▶ **GIVEN EXERCISE**
Every record should be copied exactly, except that pictures are to be omitted.

## START EXERCISE MATERIALS

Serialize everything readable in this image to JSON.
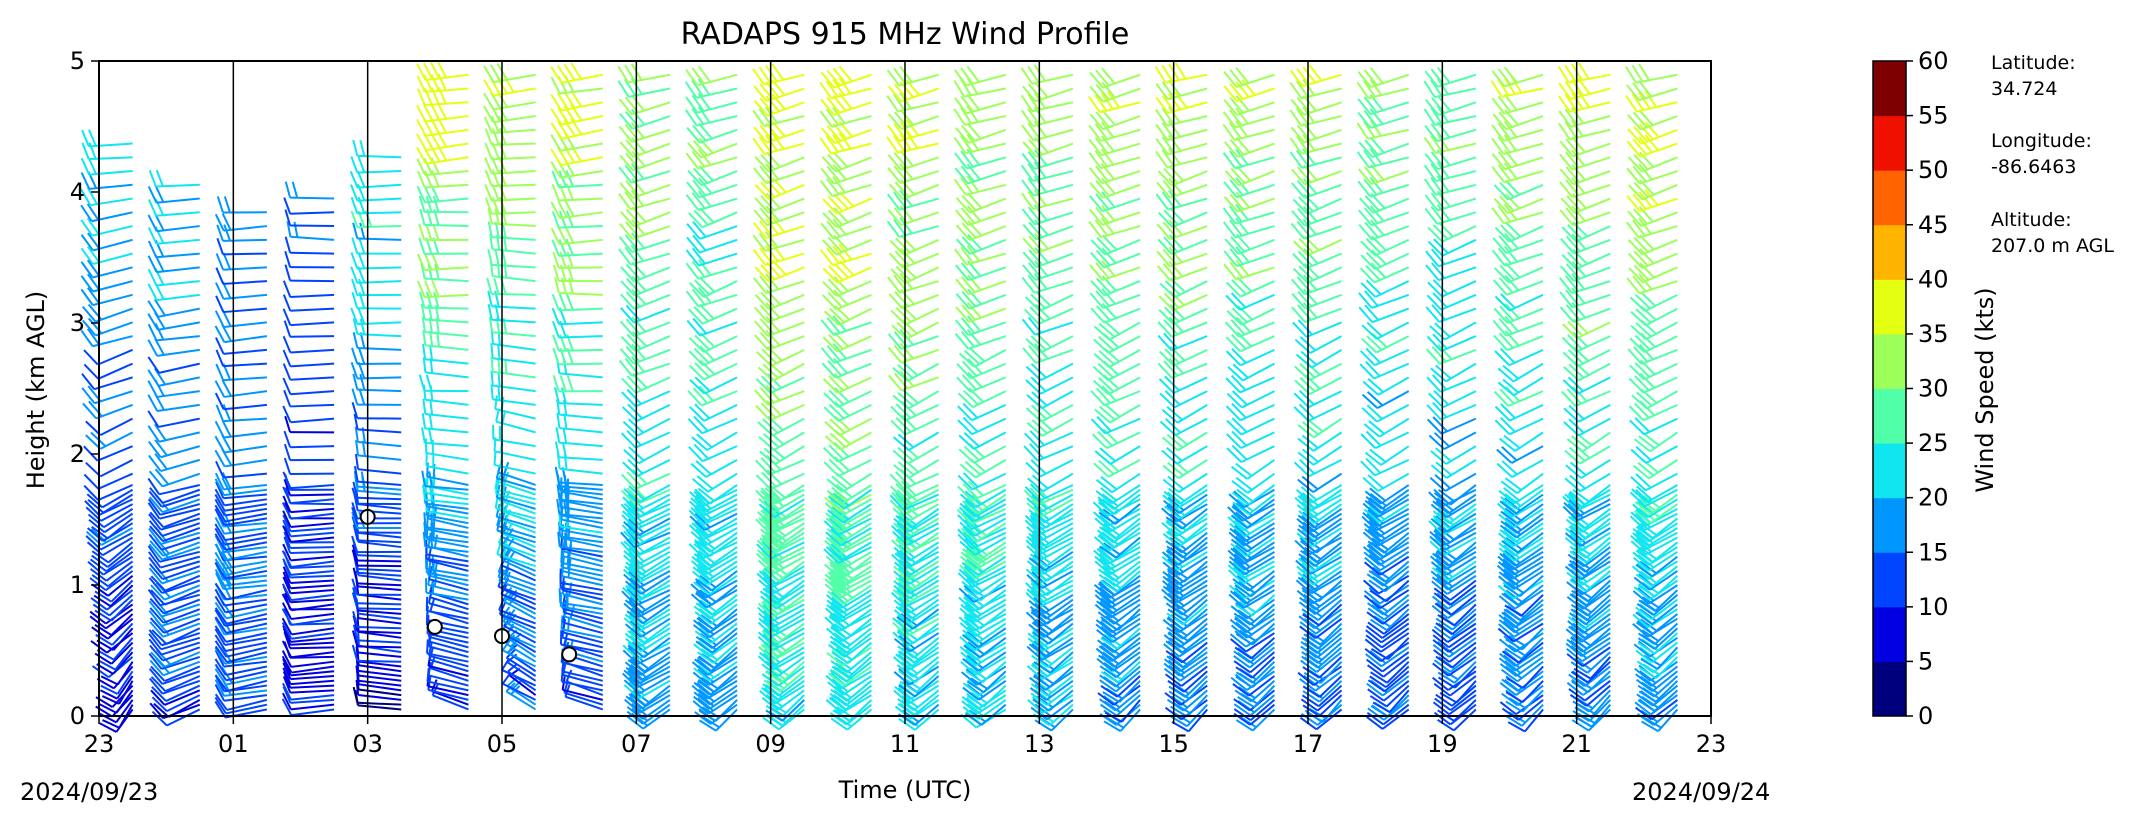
{
  "chart_data": {
    "type": "wind-barb-profile",
    "title": "RADAPS 915 MHz Wind Profile",
    "xlabel": "Time (UTC)",
    "ylabel": "Height (km AGL)",
    "x_ticks": [
      "23",
      "01",
      "03",
      "05",
      "07",
      "09",
      "11",
      "13",
      "15",
      "17",
      "19",
      "21",
      "23"
    ],
    "x_tick_hours": [
      0,
      2,
      4,
      6,
      8,
      10,
      12,
      14,
      16,
      18,
      20,
      22,
      24
    ],
    "xlim_hours": [
      0,
      24
    ],
    "start_date_label": "2024/09/23",
    "end_date_label": "2024/09/24",
    "y_ticks": [
      0,
      1,
      2,
      3,
      4,
      5
    ],
    "ylim": [
      0,
      5
    ],
    "vertical_lines_hours": [
      2,
      4,
      6,
      8,
      10,
      12,
      14,
      16,
      18,
      20,
      22
    ],
    "profile_times_hours": [
      0,
      1,
      2,
      3,
      4,
      5,
      6,
      7,
      8,
      9,
      10,
      11,
      12,
      13,
      14,
      15,
      16,
      17,
      18,
      19,
      20,
      21,
      22,
      23
    ],
    "colorbar": {
      "label": "Wind Speed (kts)",
      "ticks": [
        0,
        5,
        10,
        15,
        20,
        25,
        30,
        35,
        40,
        45,
        50,
        55,
        60
      ],
      "colors": [
        "#00007f",
        "#0000e0",
        "#0044ff",
        "#0096ff",
        "#10e6f0",
        "#50ffa8",
        "#9cff5a",
        "#e4ff12",
        "#ffb400",
        "#ff6400",
        "#f01000",
        "#7f0000"
      ]
    },
    "profiles_kts": [
      {
        "time": 0,
        "top_km": 4.45,
        "low": 8,
        "high": 24,
        "dir_low": 200,
        "dir_high": 270
      },
      {
        "time": 1,
        "top_km": 4.1,
        "low": 12,
        "high": 22,
        "dir_low": 230,
        "dir_high": 270
      },
      {
        "time": 2,
        "top_km": 3.9,
        "low": 14,
        "high": 18,
        "dir_low": 250,
        "dir_high": 270
      },
      {
        "time": 3,
        "top_km": 4.0,
        "low": 8,
        "high": 16,
        "dir_low": 260,
        "dir_high": 275
      },
      {
        "time": 4,
        "top_km": 4.3,
        "low": 6,
        "high": 28,
        "dir_low": 280,
        "dir_high": 265
      },
      {
        "time": 5,
        "top_km": 4.9,
        "low": 10,
        "high": 38,
        "dir_low": 300,
        "dir_high": 255
      },
      {
        "time": 6,
        "top_km": 5.0,
        "low": 12,
        "high": 36,
        "dir_low": 320,
        "dir_high": 255
      },
      {
        "time": 7,
        "top_km": 5.0,
        "low": 10,
        "high": 38,
        "dir_low": 300,
        "dir_high": 250
      },
      {
        "time": 8,
        "top_km": 5.0,
        "low": 18,
        "high": 32,
        "dir_low": 220,
        "dir_high": 245
      },
      {
        "time": 9,
        "top_km": 5.0,
        "low": 18,
        "high": 30,
        "dir_low": 215,
        "dir_high": 245
      },
      {
        "time": 10,
        "top_km": 5.0,
        "low": 22,
        "high": 38,
        "dir_low": 215,
        "dir_high": 245
      },
      {
        "time": 11,
        "top_km": 5.0,
        "low": 22,
        "high": 38,
        "dir_low": 215,
        "dir_high": 245
      },
      {
        "time": 12,
        "top_km": 5.0,
        "low": 20,
        "high": 36,
        "dir_low": 215,
        "dir_high": 245
      },
      {
        "time": 13,
        "top_km": 5.0,
        "low": 20,
        "high": 34,
        "dir_low": 215,
        "dir_high": 245
      },
      {
        "time": 14,
        "top_km": 5.0,
        "low": 18,
        "high": 32,
        "dir_low": 215,
        "dir_high": 245
      },
      {
        "time": 15,
        "top_km": 5.0,
        "low": 16,
        "high": 36,
        "dir_low": 210,
        "dir_high": 245
      },
      {
        "time": 16,
        "top_km": 5.0,
        "low": 14,
        "high": 36,
        "dir_low": 210,
        "dir_high": 245
      },
      {
        "time": 17,
        "top_km": 5.0,
        "low": 14,
        "high": 34,
        "dir_low": 210,
        "dir_high": 245
      },
      {
        "time": 18,
        "top_km": 5.0,
        "low": 14,
        "high": 34,
        "dir_low": 210,
        "dir_high": 245
      },
      {
        "time": 19,
        "top_km": 5.0,
        "low": 12,
        "high": 32,
        "dir_low": 210,
        "dir_high": 245
      },
      {
        "time": 20,
        "top_km": 5.0,
        "low": 14,
        "high": 30,
        "dir_low": 210,
        "dir_high": 245
      },
      {
        "time": 21,
        "top_km": 5.0,
        "low": 14,
        "high": 34,
        "dir_low": 210,
        "dir_high": 245
      },
      {
        "time": 22,
        "top_km": 5.0,
        "low": 14,
        "high": 36,
        "dir_low": 210,
        "dir_high": 245
      },
      {
        "time": 23,
        "top_km": 5.0,
        "low": 16,
        "high": 38,
        "dir_low": 210,
        "dir_high": 245
      }
    ],
    "calm_points": [
      {
        "time": 4.0,
        "height_km": 1.52
      },
      {
        "time": 5.0,
        "height_km": 0.68
      },
      {
        "time": 6.0,
        "height_km": 0.61
      },
      {
        "time": 7.0,
        "height_km": 0.47
      }
    ]
  },
  "site_info": {
    "latitude_label": "Latitude:",
    "latitude_value": "34.724",
    "longitude_label": "Longitude:",
    "longitude_value": "-86.6463",
    "altitude_label": "Altitude:",
    "altitude_value": "207.0 m AGL"
  }
}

## END EXERCISE MATERIALS

▶ **ANSWER FOR THE TASK**
Serialize everything readable in this image to JSON.
{
  "chart_data": {
    "type": "wind-barb-profile",
    "title": "RADAPS 915 MHz Wind Profile",
    "xlabel": "Time (UTC)",
    "ylabel": "Height (km AGL)",
    "x_ticks": [
      "23",
      "01",
      "03",
      "05",
      "07",
      "09",
      "11",
      "13",
      "15",
      "17",
      "19",
      "21",
      "23"
    ],
    "x_tick_hours": [
      0,
      2,
      4,
      6,
      8,
      10,
      12,
      14,
      16,
      18,
      20,
      22,
      24
    ],
    "xlim_hours": [
      0,
      24
    ],
    "start_date_label": "2024/09/23",
    "end_date_label": "2024/09/24",
    "y_ticks": [
      0,
      1,
      2,
      3,
      4,
      5
    ],
    "ylim": [
      0,
      5
    ],
    "vertical_lines_hours": [
      2,
      4,
      6,
      8,
      10,
      12,
      14,
      16,
      18,
      20,
      22
    ],
    "profile_times_hours": [
      0,
      1,
      2,
      3,
      4,
      5,
      6,
      7,
      8,
      9,
      10,
      11,
      12,
      13,
      14,
      15,
      16,
      17,
      18,
      19,
      20,
      21,
      22,
      23
    ],
    "colorbar": {
      "label": "Wind Speed (kts)",
      "ticks": [
        0,
        5,
        10,
        15,
        20,
        25,
        30,
        35,
        40,
        45,
        50,
        55,
        60
      ],
      "colors": [
        "#00007f",
        "#0000e0",
        "#0044ff",
        "#0096ff",
        "#10e6f0",
        "#50ffa8",
        "#9cff5a",
        "#e4ff12",
        "#ffb400",
        "#ff6400",
        "#f01000",
        "#7f0000"
      ]
    },
    "profiles_kts": [
      {
        "time": 0,
        "top_km": 4.45,
        "low": 8,
        "high": 24,
        "dir_low": 200,
        "dir_high": 270
      },
      {
        "time": 1,
        "top_km": 4.1,
        "low": 12,
        "high": 22,
        "dir_low": 230,
        "dir_high": 270
      },
      {
        "time": 2,
        "top_km": 3.9,
        "low": 14,
        "high": 18,
        "dir_low": 250,
        "dir_high": 270
      },
      {
        "time": 3,
        "top_km": 4.0,
        "low": 8,
        "high": 16,
        "dir_low": 260,
        "dir_high": 275
      },
      {
        "time": 4,
        "top_km": 4.3,
        "low": 6,
        "high": 28,
        "dir_low": 280,
        "dir_high": 265
      },
      {
        "time": 5,
        "top_km": 4.9,
        "low": 10,
        "high": 38,
        "dir_low": 300,
        "dir_high": 255
      },
      {
        "time": 6,
        "top_km": 5.0,
        "low": 12,
        "high": 36,
        "dir_low": 320,
        "dir_high": 255
      },
      {
        "time": 7,
        "top_km": 5.0,
        "low": 10,
        "high": 38,
        "dir_low": 300,
        "dir_high": 250
      },
      {
        "time": 8,
        "top_km": 5.0,
        "low": 18,
        "high": 32,
        "dir_low": 220,
        "dir_high": 245
      },
      {
        "time": 9,
        "top_km": 5.0,
        "low": 18,
        "high": 30,
        "dir_low": 215,
        "dir_high": 245
      },
      {
        "time": 10,
        "top_km": 5.0,
        "low": 22,
        "high": 38,
        "dir_low": 215,
        "dir_high": 245
      },
      {
        "time": 11,
        "top_km": 5.0,
        "low": 22,
        "high": 38,
        "dir_low": 215,
        "dir_high": 245
      },
      {
        "time": 12,
        "top_km": 5.0,
        "low": 20,
        "high": 36,
        "dir_low": 215,
        "dir_high": 245
      },
      {
        "time": 13,
        "top_km": 5.0,
        "low": 20,
        "high": 34,
        "dir_low": 215,
        "dir_high": 245
      },
      {
        "time": 14,
        "top_km": 5.0,
        "low": 18,
        "high": 32,
        "dir_low": 215,
        "dir_high": 245
      },
      {
        "time": 15,
        "top_km": 5.0,
        "low": 16,
        "high": 36,
        "dir_low": 210,
        "dir_high": 245
      },
      {
        "time": 16,
        "top_km": 5.0,
        "low": 14,
        "high": 36,
        "dir_low": 210,
        "dir_high": 245
      },
      {
        "time": 17,
        "top_km": 5.0,
        "low": 14,
        "high": 34,
        "dir_low": 210,
        "dir_high": 245
      },
      {
        "time": 18,
        "top_km": 5.0,
        "low": 14,
        "high": 34,
        "dir_low": 210,
        "dir_high": 245
      },
      {
        "time": 19,
        "top_km": 5.0,
        "low": 12,
        "high": 32,
        "dir_low": 210,
        "dir_high": 245
      },
      {
        "time": 20,
        "top_km": 5.0,
        "low": 14,
        "high": 30,
        "dir_low": 210,
        "dir_high": 245
      },
      {
        "time": 21,
        "top_km": 5.0,
        "low": 14,
        "high": 34,
        "dir_low": 210,
        "dir_high": 245
      },
      {
        "time": 22,
        "top_km": 5.0,
        "low": 14,
        "high": 36,
        "dir_low": 210,
        "dir_high": 245
      },
      {
        "time": 23,
        "top_km": 5.0,
        "low": 16,
        "high": 38,
        "dir_low": 210,
        "dir_high": 245
      }
    ],
    "calm_points": [
      {
        "time": 4.0,
        "height_km": 1.52
      },
      {
        "time": 5.0,
        "height_km": 0.68
      },
      {
        "time": 6.0,
        "height_km": 0.61
      },
      {
        "time": 7.0,
        "height_km": 0.47
      }
    ]
  },
  "site_info": {
    "latitude_label": "Latitude:",
    "latitude_value": "34.724",
    "longitude_label": "Longitude:",
    "longitude_value": "-86.6463",
    "altitude_label": "Altitude:",
    "altitude_value": "207.0 m AGL"
  }
}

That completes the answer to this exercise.